STATED PROBLEM:
Could you write out every entry exactly as it stands?

## begin EXTRACTED RECORDS

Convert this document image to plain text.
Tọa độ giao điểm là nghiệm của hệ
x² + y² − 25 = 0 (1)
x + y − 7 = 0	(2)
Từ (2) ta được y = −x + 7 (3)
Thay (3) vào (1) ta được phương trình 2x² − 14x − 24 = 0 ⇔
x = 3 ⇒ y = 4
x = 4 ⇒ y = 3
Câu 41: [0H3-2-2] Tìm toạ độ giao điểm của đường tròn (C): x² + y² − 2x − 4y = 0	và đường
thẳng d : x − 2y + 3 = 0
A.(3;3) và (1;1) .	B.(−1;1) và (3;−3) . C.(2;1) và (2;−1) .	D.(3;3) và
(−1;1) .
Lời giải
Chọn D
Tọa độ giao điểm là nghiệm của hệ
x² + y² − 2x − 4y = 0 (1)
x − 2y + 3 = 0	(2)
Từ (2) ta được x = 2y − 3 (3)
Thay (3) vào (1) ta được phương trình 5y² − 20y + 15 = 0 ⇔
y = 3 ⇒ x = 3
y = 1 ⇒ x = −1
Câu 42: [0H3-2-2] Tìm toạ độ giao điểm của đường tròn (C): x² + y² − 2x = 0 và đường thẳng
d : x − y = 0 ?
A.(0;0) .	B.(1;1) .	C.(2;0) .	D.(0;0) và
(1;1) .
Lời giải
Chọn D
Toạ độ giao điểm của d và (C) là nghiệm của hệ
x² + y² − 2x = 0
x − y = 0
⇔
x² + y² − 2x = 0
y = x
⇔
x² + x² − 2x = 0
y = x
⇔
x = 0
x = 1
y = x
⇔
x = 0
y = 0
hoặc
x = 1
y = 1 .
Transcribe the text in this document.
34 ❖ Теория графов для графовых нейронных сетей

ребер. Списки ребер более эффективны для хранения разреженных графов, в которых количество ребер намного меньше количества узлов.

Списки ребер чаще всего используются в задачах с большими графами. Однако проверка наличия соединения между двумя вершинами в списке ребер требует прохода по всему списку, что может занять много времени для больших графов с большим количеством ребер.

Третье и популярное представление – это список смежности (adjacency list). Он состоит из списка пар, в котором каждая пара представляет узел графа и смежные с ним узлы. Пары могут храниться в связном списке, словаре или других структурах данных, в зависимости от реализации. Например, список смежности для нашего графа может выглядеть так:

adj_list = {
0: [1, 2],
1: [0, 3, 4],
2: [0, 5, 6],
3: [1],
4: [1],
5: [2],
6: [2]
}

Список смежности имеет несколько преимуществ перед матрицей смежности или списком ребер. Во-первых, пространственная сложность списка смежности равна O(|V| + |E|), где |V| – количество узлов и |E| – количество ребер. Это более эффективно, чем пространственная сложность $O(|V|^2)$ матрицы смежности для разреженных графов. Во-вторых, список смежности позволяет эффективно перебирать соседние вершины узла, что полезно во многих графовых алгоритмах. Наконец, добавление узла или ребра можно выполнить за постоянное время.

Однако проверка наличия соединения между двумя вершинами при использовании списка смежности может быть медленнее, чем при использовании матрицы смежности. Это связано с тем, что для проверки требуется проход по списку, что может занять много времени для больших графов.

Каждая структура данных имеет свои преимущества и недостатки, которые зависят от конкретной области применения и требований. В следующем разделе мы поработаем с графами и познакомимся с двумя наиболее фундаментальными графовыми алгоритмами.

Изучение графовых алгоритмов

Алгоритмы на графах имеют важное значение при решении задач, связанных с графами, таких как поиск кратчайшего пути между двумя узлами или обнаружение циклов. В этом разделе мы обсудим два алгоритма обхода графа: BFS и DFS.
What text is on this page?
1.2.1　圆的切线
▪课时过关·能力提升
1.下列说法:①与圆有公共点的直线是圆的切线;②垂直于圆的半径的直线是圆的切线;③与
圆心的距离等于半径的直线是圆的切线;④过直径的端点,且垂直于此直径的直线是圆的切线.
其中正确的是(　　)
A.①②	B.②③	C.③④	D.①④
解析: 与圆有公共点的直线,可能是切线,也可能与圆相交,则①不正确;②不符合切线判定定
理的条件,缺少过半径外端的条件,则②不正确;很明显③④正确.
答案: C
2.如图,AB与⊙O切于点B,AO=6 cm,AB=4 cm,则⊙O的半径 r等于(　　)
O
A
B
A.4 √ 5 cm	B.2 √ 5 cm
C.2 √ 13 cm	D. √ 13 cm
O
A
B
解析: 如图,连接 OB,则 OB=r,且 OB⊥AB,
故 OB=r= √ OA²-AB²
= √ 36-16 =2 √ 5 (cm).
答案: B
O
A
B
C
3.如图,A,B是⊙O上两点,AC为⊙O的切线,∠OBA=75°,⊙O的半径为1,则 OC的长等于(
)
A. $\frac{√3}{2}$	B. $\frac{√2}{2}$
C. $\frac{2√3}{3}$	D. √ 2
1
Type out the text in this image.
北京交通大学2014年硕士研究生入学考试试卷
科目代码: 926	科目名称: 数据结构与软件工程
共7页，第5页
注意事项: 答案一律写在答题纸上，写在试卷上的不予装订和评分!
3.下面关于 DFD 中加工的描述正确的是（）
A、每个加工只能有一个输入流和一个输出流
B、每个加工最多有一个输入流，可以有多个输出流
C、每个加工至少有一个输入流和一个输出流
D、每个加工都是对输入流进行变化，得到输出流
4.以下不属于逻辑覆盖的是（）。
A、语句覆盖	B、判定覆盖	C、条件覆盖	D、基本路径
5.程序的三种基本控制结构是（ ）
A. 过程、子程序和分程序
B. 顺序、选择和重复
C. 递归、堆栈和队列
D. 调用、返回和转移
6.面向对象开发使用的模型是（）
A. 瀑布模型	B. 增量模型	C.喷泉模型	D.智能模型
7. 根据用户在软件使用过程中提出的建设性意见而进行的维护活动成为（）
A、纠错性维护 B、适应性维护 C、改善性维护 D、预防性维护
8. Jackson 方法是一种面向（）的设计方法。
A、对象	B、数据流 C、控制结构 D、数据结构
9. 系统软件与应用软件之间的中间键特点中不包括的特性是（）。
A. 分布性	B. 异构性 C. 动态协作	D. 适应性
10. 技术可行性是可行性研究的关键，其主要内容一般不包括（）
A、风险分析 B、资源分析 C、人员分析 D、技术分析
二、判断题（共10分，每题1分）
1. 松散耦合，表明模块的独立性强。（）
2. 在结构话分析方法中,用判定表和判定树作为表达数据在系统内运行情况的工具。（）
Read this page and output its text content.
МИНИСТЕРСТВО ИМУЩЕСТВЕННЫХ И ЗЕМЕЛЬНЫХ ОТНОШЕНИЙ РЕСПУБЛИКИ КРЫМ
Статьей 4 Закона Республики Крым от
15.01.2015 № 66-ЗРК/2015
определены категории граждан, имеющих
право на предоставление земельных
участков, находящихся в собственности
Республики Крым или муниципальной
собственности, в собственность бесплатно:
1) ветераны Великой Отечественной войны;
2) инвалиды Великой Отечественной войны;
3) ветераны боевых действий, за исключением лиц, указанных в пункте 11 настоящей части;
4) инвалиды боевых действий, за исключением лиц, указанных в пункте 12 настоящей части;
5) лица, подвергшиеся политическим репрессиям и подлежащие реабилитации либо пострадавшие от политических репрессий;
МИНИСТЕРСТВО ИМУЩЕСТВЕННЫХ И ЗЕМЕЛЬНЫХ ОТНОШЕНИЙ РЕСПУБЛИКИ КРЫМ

## end EXTRACTED RECORDS

ANSWER BELOW:
Convert this document image to plain text.
Tọa độ giao điểm là nghiệm của hệ
x² + y² − 25 = 0 (1)
x + y − 7 = 0	(2)
Từ (2) ta được y = −x + 7 (3)
Thay (3) vào (1) ta được phương trình 2x² − 14x − 24 = 0 ⇔
x = 3 ⇒ y = 4
x = 4 ⇒ y = 3
Câu 41: [0H3-2-2] Tìm toạ độ giao điểm của đường tròn (C): x² + y² − 2x − 4y = 0	và đường
thẳng d : x − 2y + 3 = 0
A.(3;3) và (1;1) .	B.(−1;1) và (3;−3) . C.(2;1) và (2;−1) .	D.(3;3) và
(−1;1) .
Lời giải
Chọn D
Tọa độ giao điểm là nghiệm của hệ
x² + y² − 2x − 4y = 0 (1)
x − 2y + 3 = 0	(2)
Từ (2) ta được x = 2y − 3 (3)
Thay (3) vào (1) ta được phương trình 5y² − 20y + 15 = 0 ⇔
y = 3 ⇒ x = 3
y = 1 ⇒ x = −1
Câu 42: [0H3-2-2] Tìm toạ độ giao điểm của đường tròn (C): x² + y² − 2x = 0 và đường thẳng
d : x − y = 0 ?
A.(0;0) .	B.(1;1) .	C.(2;0) .	D.(0;0) và
(1;1) .
Lời giải
Chọn D
Toạ độ giao điểm của d và (C) là nghiệm của hệ
x² + y² − 2x = 0
x − y = 0
⇔
x² + y² − 2x = 0
y = x
⇔
x² + x² − 2x = 0
y = x
⇔
x = 0
x = 1
y = x
⇔
x = 0
y = 0
hoặc
x = 1
y = 1 .
Transcribe the text in this document.
34 ❖ Теория графов для графовых нейронных сетей

ребер. Списки ребер более эффективны для хранения разреженных графов, в которых количество ребер намного меньше количества узлов.

Списки ребер чаще всего используются в задачах с большими графами. Однако проверка наличия соединения между двумя вершинами в списке ребер требует прохода по всему списку, что может занять много времени для больших графов с большим количеством ребер.

Третье и популярное представление – это список смежности (adjacency list). Он состоит из списка пар, в котором каждая пара представляет узел графа и смежные с ним узлы. Пары могут храниться в связном списке, словаре или других структурах данных, в зависимости от реализации. Например, список смежности для нашего графа может выглядеть так:

adj_list = {
0: [1, 2],
1: [0, 3, 4],
2: [0, 5, 6],
3: [1],
4: [1],
5: [2],
6: [2]
}

Список смежности имеет несколько преимуществ перед матрицей смежности или списком ребер. Во-первых, пространственная сложность списка смежности равна O(|V| + |E|), где |V| – количество узлов и |E| – количество ребер. Это более эффективно, чем пространственная сложность $O(|V|^2)$ матрицы смежности для разреженных графов. Во-вторых, список смежности позволяет эффективно перебирать соседние вершины узла, что полезно во многих графовых алгоритмах. Наконец, добавление узла или ребра можно выполнить за постоянное время.

Однако проверка наличия соединения между двумя вершинами при использовании списка смежности может быть медленнее, чем при использовании матрицы смежности. Это связано с тем, что для проверки требуется проход по списку, что может занять много времени для больших графов.

Каждая структура данных имеет свои преимущества и недостатки, которые зависят от конкретной области применения и требований. В следующем разделе мы поработаем с графами и познакомимся с двумя наиболее фундаментальными графовыми алгоритмами.

Изучение графовых алгоритмов

Алгоритмы на графах имеют важное значение при решении задач, связанных с графами, таких как поиск кратчайшего пути между двумя узлами или обнаружение циклов. В этом разделе мы обсудим два алгоритма обхода графа: BFS и DFS.
What text is on this page?
1.2.1　圆的切线
▪课时过关·能力提升
1.下列说法:①与圆有公共点的直线是圆的切线;②垂直于圆的半径的直线是圆的切线;③与
圆心的距离等于半径的直线是圆的切线;④过直径的端点,且垂直于此直径的直线是圆的切线.
其中正确的是(　　)
A.①②	B.②③	C.③④	D.①④
解析: 与圆有公共点的直线,可能是切线,也可能与圆相交,则①不正确;②不符合切线判定定
理的条件,缺少过半径外端的条件,则②不正确;很明显③④正确.
答案: C
2.如图,AB与⊙O切于点B,AO=6 cm,AB=4 cm,则⊙O的半径 r等于(　　)
O
A
B
A.4 √ 5 cm	B.2 √ 5 cm
C.2 √ 13 cm	D. √ 13 cm
O
A
B
解析: 如图,连接 OB,则 OB=r,且 OB⊥AB,
故 OB=r= √ OA²-AB²
= √ 36-16 =2 √ 5 (cm).
答案: B
O
A
B
C
3.如图,A,B是⊙O上两点,AC为⊙O的切线,∠OBA=75°,⊙O的半径为1,则 OC的长等于(
)
A. $\frac{√3}{2}$	B. $\frac{√2}{2}$
C. $\frac{2√3}{3}$	D. √ 2
1
Type out the text in this image.
北京交通大学2014年硕士研究生入学考试试卷
科目代码: 926	科目名称: 数据结构与软件工程
共7页，第5页
注意事项: 答案一律写在答题纸上，写在试卷上的不予装订和评分!
3.下面关于 DFD 中加工的描述正确的是（）
A、每个加工只能有一个输入流和一个输出流
B、每个加工最多有一个输入流，可以有多个输出流
C、每个加工至少有一个输入流和一个输出流
D、每个加工都是对输入流进行变化，得到输出流
4.以下不属于逻辑覆盖的是（）。
A、语句覆盖	B、判定覆盖	C、条件覆盖	D、基本路径
5.程序的三种基本控制结构是（ ）
A. 过程、子程序和分程序
B. 顺序、选择和重复
C. 递归、堆栈和队列
D. 调用、返回和转移
6.面向对象开发使用的模型是（）
A. 瀑布模型	B. 增量模型	C.喷泉模型	D.智能模型
7. 根据用户在软件使用过程中提出的建设性意见而进行的维护活动成为（）
A、纠错性维护 B、适应性维护 C、改善性维护 D、预防性维护
8. Jackson 方法是一种面向（）的设计方法。
A、对象	B、数据流 C、控制结构 D、数据结构
9. 系统软件与应用软件之间的中间键特点中不包括的特性是（）。
A. 分布性	B. 异构性 C. 动态协作	D. 适应性
10. 技术可行性是可行性研究的关键，其主要内容一般不包括（）
A、风险分析 B、资源分析 C、人员分析 D、技术分析
二、判断题（共10分，每题1分）
1. 松散耦合，表明模块的独立性强。（）
2. 在结构话分析方法中,用判定表和判定树作为表达数据在系统内运行情况的工具。（）
Read this page and output its text content.
МИНИСТЕРСТВО ИМУЩЕСТВЕННЫХ И ЗЕМЕЛЬНЫХ ОТНОШЕНИЙ РЕСПУБЛИКИ КРЫМ
Статьей 4 Закона Республики Крым от
15.01.2015 № 66-ЗРК/2015
определены категории граждан, имеющих
право на предоставление земельных
участков, находящихся в собственности
Республики Крым или муниципальной
собственности, в собственность бесплатно:
1) ветераны Великой Отечественной войны;
2) инвалиды Великой Отечественной войны;
3) ветераны боевых действий, за исключением лиц, указанных в пункте 11 настоящей части;
4) инвалиды боевых действий, за исключением лиц, указанных в пункте 12 настоящей части;
5) лица, подвергшиеся политическим репрессиям и подлежащие реабилитации либо пострадавшие от политических репрессий;
МИНИСТЕРСТВО ИМУЩЕСТВЕННЫХ И ЗЕМЕЛЬНЫХ ОТНОШЕНИЙ РЕСПУБЛИКИ КРЫМ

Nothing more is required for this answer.